### What the task asks
Look through the data for the string "accent". Copy every line where it is found.
#### Material supplied
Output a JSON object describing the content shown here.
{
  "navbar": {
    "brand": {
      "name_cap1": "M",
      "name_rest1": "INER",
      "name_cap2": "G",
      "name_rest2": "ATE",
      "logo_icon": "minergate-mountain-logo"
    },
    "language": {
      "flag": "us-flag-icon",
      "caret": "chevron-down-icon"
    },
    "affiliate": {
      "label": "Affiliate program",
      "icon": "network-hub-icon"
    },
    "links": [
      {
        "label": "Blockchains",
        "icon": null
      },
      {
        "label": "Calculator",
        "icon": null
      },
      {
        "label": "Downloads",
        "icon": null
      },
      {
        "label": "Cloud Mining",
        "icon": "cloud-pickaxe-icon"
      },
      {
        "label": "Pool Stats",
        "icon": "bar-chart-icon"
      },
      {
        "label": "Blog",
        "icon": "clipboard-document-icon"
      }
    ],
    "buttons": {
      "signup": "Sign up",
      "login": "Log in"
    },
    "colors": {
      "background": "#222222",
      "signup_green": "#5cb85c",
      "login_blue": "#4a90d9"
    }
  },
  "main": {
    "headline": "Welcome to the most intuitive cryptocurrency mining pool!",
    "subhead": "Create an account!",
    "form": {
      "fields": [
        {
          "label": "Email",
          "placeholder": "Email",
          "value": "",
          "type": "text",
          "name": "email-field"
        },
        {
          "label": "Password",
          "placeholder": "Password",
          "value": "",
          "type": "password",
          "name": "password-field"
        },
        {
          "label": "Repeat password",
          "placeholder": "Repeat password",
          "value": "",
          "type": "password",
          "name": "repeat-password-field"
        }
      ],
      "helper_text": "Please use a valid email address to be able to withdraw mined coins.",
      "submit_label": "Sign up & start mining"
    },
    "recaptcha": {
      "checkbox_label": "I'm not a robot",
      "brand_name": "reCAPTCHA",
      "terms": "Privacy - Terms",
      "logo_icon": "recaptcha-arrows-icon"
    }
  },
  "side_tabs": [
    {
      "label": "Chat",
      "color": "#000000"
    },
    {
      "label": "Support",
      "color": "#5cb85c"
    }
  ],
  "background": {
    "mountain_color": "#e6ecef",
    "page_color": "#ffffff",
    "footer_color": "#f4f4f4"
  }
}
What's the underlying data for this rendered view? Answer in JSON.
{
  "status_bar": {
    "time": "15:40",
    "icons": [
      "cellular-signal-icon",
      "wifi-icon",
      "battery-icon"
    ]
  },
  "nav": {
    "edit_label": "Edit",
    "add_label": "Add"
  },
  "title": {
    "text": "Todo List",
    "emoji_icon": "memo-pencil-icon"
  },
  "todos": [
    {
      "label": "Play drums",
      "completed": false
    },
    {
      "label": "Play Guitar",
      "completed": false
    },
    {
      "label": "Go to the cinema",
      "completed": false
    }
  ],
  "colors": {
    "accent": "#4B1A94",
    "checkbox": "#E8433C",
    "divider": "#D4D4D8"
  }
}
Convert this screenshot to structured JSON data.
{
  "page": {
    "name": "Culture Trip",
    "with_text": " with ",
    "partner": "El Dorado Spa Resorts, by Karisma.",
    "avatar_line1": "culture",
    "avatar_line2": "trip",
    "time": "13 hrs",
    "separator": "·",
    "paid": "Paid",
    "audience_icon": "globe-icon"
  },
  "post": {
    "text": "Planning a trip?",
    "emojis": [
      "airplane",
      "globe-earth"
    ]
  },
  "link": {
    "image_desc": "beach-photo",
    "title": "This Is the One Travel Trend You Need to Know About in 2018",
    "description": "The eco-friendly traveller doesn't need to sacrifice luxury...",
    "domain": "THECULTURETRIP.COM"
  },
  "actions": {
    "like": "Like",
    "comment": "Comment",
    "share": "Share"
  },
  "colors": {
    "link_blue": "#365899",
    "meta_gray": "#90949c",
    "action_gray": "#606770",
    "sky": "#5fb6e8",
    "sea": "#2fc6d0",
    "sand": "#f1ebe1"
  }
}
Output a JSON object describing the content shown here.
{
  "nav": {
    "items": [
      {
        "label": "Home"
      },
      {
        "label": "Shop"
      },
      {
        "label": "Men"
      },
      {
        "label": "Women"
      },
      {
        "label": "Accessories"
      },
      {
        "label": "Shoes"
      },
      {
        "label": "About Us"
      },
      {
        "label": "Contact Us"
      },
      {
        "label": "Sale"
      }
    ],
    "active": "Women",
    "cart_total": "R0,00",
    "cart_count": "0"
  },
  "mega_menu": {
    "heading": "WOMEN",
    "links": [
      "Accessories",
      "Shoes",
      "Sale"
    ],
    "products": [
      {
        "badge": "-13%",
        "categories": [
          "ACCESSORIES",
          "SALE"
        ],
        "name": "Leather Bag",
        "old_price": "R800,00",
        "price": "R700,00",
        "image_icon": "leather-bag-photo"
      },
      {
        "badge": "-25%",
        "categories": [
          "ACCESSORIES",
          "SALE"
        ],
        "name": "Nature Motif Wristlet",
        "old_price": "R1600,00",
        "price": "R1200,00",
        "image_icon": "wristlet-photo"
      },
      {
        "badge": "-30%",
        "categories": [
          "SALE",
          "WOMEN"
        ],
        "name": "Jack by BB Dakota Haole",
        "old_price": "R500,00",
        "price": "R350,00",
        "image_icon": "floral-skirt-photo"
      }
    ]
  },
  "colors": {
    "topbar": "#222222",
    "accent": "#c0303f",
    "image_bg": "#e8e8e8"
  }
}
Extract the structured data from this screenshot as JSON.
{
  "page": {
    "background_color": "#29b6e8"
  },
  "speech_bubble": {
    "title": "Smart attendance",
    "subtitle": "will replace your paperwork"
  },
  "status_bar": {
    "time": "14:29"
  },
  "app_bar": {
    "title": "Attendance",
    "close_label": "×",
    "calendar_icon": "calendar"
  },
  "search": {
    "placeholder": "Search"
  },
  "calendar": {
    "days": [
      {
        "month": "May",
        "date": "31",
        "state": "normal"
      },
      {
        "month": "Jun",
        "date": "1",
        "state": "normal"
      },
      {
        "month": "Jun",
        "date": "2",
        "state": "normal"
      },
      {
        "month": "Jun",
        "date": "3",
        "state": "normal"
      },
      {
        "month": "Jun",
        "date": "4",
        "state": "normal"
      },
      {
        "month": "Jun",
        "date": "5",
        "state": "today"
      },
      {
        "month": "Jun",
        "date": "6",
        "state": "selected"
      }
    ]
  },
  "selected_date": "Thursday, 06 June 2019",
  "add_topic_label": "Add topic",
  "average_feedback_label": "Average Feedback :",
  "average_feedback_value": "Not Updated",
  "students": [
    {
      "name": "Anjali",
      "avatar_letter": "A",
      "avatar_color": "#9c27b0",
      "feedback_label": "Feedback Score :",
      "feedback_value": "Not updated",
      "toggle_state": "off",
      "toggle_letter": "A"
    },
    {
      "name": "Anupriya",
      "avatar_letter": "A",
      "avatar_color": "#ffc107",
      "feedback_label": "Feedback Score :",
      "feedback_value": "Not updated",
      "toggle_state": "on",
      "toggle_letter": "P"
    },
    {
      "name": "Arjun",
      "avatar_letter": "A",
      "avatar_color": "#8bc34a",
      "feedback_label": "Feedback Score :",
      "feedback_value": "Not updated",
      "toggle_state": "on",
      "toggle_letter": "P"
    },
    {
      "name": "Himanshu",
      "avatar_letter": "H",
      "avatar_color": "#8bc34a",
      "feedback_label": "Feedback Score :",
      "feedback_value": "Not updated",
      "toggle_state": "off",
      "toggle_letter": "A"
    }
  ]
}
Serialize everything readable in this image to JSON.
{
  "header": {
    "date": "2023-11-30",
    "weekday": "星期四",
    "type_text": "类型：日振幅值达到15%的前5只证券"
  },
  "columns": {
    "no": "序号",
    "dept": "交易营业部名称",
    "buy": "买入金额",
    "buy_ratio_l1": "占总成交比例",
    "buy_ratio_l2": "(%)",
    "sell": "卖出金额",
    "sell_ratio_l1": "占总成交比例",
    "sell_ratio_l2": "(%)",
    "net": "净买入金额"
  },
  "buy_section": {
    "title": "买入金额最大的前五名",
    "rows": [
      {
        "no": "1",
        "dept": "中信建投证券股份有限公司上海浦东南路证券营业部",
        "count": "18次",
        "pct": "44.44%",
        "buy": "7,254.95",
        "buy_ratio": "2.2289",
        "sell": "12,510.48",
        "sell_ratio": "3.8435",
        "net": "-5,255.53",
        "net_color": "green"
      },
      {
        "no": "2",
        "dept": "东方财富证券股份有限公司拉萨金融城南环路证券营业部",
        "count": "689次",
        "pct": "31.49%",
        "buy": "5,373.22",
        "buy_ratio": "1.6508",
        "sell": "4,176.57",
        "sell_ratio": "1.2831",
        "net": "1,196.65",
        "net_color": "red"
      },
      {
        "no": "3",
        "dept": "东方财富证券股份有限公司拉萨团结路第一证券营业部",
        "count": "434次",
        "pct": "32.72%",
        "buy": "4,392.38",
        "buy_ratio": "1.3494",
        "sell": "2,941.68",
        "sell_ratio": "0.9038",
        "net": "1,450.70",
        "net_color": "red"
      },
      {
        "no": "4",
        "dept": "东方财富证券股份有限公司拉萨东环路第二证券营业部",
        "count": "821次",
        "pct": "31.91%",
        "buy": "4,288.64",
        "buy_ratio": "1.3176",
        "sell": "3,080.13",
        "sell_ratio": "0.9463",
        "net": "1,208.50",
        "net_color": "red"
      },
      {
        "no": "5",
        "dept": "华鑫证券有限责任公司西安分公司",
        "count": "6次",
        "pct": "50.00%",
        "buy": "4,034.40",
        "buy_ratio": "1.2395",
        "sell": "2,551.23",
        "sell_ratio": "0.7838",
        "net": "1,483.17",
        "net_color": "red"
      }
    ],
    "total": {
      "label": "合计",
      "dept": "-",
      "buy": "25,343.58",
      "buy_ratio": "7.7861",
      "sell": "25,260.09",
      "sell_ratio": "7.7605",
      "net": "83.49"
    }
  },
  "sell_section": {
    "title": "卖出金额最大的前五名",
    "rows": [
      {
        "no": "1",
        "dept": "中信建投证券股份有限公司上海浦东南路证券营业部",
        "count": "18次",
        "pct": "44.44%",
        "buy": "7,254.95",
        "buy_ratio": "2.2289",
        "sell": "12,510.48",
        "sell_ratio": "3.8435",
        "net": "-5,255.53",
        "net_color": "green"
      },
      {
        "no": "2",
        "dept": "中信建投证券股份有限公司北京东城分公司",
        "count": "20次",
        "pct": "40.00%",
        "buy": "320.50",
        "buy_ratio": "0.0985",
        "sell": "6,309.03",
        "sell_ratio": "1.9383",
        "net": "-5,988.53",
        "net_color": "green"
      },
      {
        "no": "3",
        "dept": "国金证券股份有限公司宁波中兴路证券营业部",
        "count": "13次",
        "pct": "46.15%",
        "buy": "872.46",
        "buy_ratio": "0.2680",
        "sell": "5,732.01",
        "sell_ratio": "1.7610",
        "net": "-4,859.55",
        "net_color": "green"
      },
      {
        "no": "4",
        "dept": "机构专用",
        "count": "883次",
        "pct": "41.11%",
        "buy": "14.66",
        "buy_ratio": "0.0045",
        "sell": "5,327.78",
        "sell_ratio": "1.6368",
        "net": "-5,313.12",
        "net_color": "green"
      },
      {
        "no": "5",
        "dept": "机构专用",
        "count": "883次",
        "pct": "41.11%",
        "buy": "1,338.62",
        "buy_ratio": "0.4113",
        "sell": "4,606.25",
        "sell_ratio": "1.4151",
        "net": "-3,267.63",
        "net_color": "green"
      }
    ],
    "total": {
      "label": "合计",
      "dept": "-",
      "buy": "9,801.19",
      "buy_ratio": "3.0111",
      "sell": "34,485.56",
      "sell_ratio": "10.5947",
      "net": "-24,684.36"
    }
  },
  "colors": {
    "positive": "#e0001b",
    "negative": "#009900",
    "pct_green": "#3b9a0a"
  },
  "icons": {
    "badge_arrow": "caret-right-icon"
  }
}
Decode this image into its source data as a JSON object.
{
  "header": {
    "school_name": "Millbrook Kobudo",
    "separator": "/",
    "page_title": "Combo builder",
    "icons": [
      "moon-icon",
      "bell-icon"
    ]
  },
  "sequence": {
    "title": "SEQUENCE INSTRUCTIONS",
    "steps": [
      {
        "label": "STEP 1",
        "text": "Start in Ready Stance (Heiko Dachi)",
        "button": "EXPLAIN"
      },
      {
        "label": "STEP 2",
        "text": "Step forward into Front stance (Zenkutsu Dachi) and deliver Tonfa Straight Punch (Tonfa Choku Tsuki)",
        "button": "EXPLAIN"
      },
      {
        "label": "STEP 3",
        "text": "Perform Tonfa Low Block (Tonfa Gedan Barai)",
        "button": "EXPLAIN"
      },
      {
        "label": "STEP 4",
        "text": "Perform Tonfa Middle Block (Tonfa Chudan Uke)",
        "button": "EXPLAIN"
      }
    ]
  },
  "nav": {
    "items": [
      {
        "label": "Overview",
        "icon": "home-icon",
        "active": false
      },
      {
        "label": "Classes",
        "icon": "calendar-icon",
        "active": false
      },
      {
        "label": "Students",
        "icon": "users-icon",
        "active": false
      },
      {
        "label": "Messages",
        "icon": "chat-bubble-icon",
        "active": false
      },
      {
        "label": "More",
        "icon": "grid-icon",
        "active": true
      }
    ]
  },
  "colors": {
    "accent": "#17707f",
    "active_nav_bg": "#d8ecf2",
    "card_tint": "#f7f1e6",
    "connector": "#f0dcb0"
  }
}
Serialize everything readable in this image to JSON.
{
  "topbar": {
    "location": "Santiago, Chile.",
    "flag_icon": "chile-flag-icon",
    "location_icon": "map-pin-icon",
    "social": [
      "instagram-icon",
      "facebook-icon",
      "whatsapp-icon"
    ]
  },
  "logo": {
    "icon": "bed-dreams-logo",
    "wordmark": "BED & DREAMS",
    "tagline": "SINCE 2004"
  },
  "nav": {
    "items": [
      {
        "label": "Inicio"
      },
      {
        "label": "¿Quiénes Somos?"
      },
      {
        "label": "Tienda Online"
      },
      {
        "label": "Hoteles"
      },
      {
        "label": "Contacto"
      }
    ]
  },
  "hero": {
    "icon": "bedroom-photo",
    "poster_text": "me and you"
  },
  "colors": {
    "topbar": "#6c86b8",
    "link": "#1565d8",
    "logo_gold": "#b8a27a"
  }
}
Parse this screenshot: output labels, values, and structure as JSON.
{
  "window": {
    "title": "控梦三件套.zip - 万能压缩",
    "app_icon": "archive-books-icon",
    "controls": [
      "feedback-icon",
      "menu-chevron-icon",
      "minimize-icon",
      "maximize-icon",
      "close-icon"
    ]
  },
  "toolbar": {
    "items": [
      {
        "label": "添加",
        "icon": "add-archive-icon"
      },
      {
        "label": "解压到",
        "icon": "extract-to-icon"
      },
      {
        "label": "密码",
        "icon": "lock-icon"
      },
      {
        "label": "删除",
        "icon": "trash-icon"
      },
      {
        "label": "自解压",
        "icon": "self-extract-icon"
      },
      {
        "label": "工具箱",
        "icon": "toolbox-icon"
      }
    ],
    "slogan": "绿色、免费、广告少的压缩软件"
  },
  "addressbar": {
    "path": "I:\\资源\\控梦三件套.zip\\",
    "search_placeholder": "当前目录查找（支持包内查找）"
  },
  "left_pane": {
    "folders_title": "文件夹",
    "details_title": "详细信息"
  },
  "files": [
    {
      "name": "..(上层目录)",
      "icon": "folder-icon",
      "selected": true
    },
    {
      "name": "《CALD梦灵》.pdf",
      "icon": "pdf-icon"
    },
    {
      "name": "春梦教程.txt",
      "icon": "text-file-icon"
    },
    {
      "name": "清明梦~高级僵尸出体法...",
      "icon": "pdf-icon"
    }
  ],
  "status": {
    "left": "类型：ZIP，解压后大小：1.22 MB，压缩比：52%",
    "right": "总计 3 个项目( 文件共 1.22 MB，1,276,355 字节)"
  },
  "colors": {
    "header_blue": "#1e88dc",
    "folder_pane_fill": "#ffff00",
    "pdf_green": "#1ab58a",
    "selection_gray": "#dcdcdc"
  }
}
########
### Full answer
    "accent": "#4B1A94",
    "accent": "#c0303f",
    "accent": "#17707f",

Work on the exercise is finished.